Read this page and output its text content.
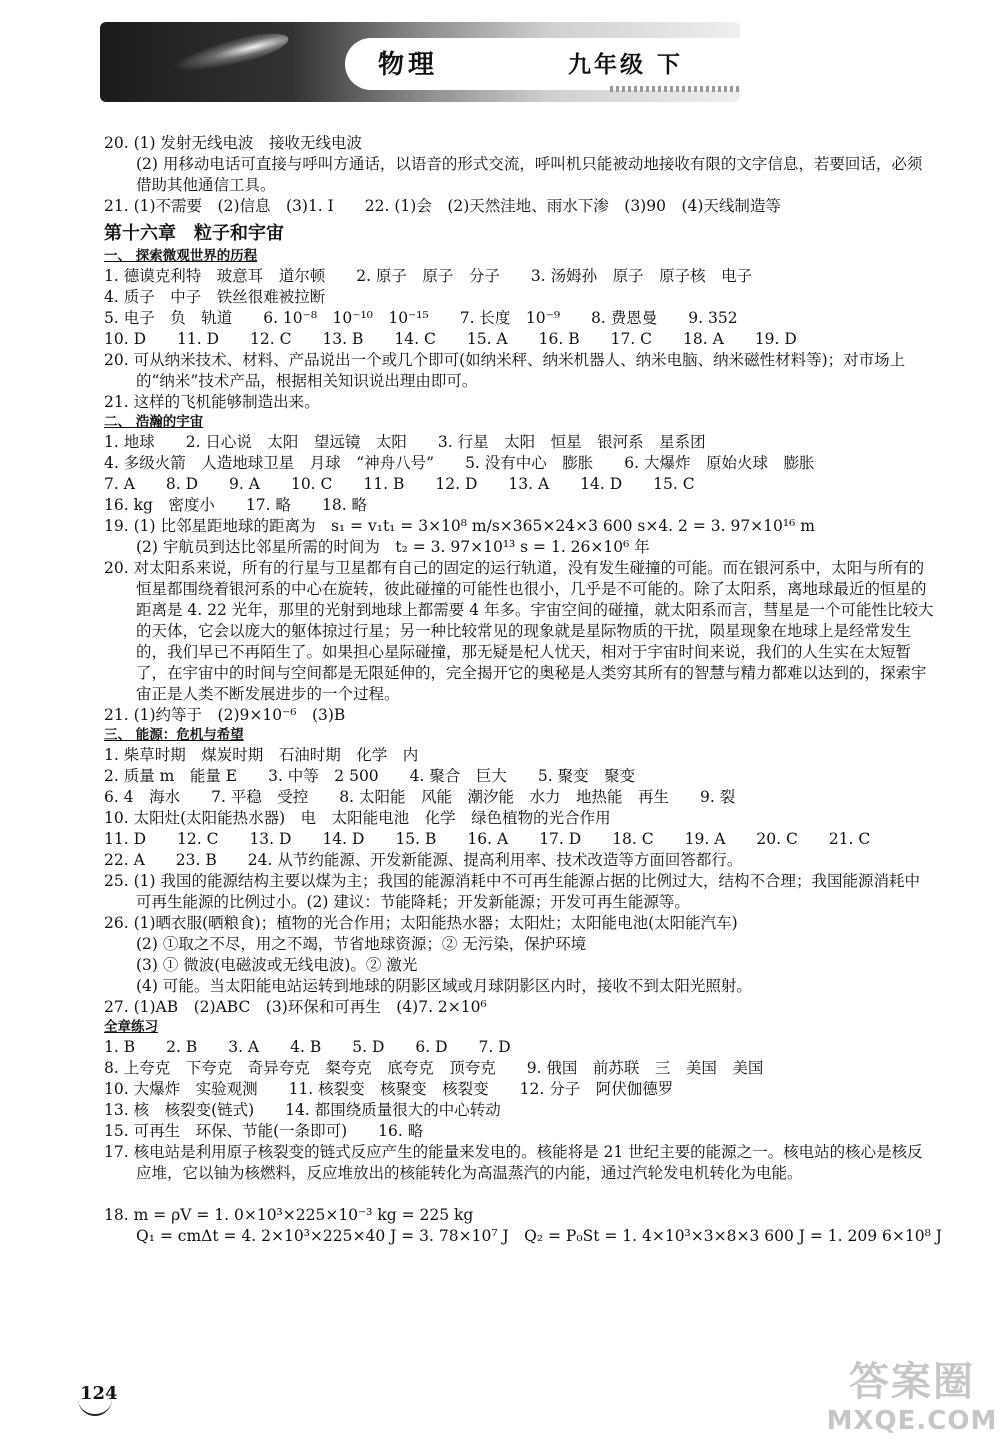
物理	九年级 下
20. (1) 发射无线电波　接收无线电波
(2) 用移动电话可直接与呼叫方通话，以语音的形式交流，呼叫机只能被动地接收有限的文字信息，若要回话，必须借助其他通信工具。
21. (1)不需要　(2)信息　(3)1. I　　22. (1)会　(2)天然洼地、雨水下渗　(3)90　(4)天线制造等
第十六章　粒子和宇宙
一、 探索微观世界的历程
1. 德谟克利特　玻意耳　道尔顿　　2. 原子　原子　分子　　3. 汤姆孙　原子　原子核　电子
4. 质子　中子　铁丝很难被拉断
5. 电子　负　轨道　　6. 10⁻⁸　10⁻¹⁰　10⁻¹⁵　　7. 长度　10⁻⁹　　8. 费恩曼　　9. 352
10. D　　11. D　　12. C　　13. B　　14. C　　15. A　　16. B　　17. C　　18. A　　19. D
20. 可从纳米技术、材料、产品说出一个或几个即可(如纳米秤、纳米机器人、纳米电脑、纳米磁性材料等)；对市场上的“纳米”技术产品，根据相关知识说出理由即可。
21. 这样的飞机能够制造出来。
二、 浩瀚的宇宙
1. 地球　　2. 日心说　太阳　望远镜　太阳　　3. 行星　太阳　恒星　银河系　星系团
4. 多级火箭　人造地球卫星　月球　“神舟八号”　　5. 没有中心　膨胀　　6. 大爆炸　原始火球　膨胀
7. A　　8. D　　9. A　　10. C　　11. B　　12. D　　13. A　　14. D　　15. C
16. kg　密度小　　17. 略　　18. 略
19. (1) 比邻星距地球的距离为　s₁ = v₁t₁ = 3×10⁸ m/s×365×24×3 600 s×4. 2 = 3. 97×10¹⁶ m
(2) 宇航员到达比邻星所需的时间为　t₂ = 3. 97×10¹³ s = 1. 26×10⁶ 年
20. 对太阳系来说，所有的行星与卫星都有自己的固定的运行轨道，没有发生碰撞的可能。而在银河系中，太阳与所有的恒星都围绕着银河系的中心在旋转，彼此碰撞的可能性也很小，几乎是不可能的。除了太阳系，离地球最近的恒星的距离是 4. 22 光年，那里的光射到地球上都需要 4 年多。宇宙空间的碰撞，就太阳系而言，彗星是一个可能性比较大的天体，它会以庞大的躯体掠过行星；另一种比较常见的现象就是星际物质的干扰，陨星现象在地球上是经常发生的，我们早已不再陌生了。如果担心星际碰撞，那无疑是杞人忧天，相对于宇宙时间来说，我们的人生实在太短暂了，在宇宙中的时间与空间都是无限延伸的，完全揭开它的奥秘是人类穷其所有的智慧与精力都难以达到的，探索宇宙正是人类不断发展进步的一个过程。
21. (1)约等于　(2)9×10⁻⁶　(3)B
三、 能源：危机与希望
1. 柴草时期　煤炭时期　石油时期　化学　内
2. 质量 m　能量 E　　3. 中等　2 500　　4. 聚合　巨大　　5. 聚变　聚变
6. 4　海水　　7. 平稳　受控　　8. 太阳能　风能　潮汐能　水力　地热能　再生　　9. 裂
10. 太阳灶(太阳能热水器)　电　太阳能电池　化学　绿色植物的光合作用
11. D　　12. C　　13. D　　14. D　　15. B　　16. A　　17. D　　18. C　　19. A　　20. C　　21. C
22. A　　23. B　　24. 从节约能源、开发新能源、提高利用率、技术改造等方面回答都行。
25. (1) 我国的能源结构主要以煤为主；我国的能源消耗中不可再生能源占据的比例过大，结构不合理；我国能源消耗中可再生能源的比例过小。(2) 建议：节能降耗；开发新能源；开发可再生能源等。
26. (1)晒衣服(晒粮食)；植物的光合作用；太阳能热水器；太阳灶；太阳能电池(太阳能汽车)
(2) ①取之不尽，用之不竭，节省地球资源；② 无污染，保护环境
(3) ① 微波(电磁波或无线电波)。② 激光
(4) 可能。当太阳能电站运转到地球的阴影区域或月球阴影区内时，接收不到太阳光照射。
27. (1)AB　(2)ABC　(3)环保和可再生　(4)7. 2×10⁶
全章练习
1. B　　2. B　　3. A　　4. B　　5. D　　6. D　　7. D
8. 上夸克　下夸克　奇异夸克　粲夸克　底夸克　顶夸克　　9. 俄国　前苏联　三　美国　美国
10. 大爆炸　实验观测　　11. 核裂变　核聚变　核裂变　　12. 分子　阿伏伽德罗
13. 核　核裂变(链式)　　14. 都围绕质量很大的中心转动
15. 可再生　环保、节能(一条即可)　　16. 略
17. 核电站是利用原子核裂变的链式反应产生的能量来发电的。核能将是 21 世纪主要的能源之一。核电站的核心是核反应堆，它以铀为核燃料，反应堆放出的核能转化为高温蒸汽的内能，通过汽轮发电机转化为电能。
18. m = ρV = 1. 0×10³×225×10⁻³ kg = 225 kg
Q₁ = cmΔt = 4. 2×10³×225×40 J = 3. 78×10⁷ J　Q₂ = P₀St = 1. 4×10³×3×8×3 600 J = 1. 209 6×10⁸ J
124	答案圈
MXQE.COM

□ □ □ □ □

### [THE TASK]
Scan the material above. Extract every line in which the word "开发新能源" occurs.

### [EXERCISE OUTPUT]
22. A　　23. B　　24. 从节约能源、开发新能源、提高利用率、技术改造等方面回答都行。
25. (1) 我国的能源结构主要以煤为主；我国的能源消耗中不可再生能源占据的比例过大，结构不合理；我国能源消耗中可再生能源的比例过小。(2) 建议：节能降耗；开发新能源；开发可再生能源等。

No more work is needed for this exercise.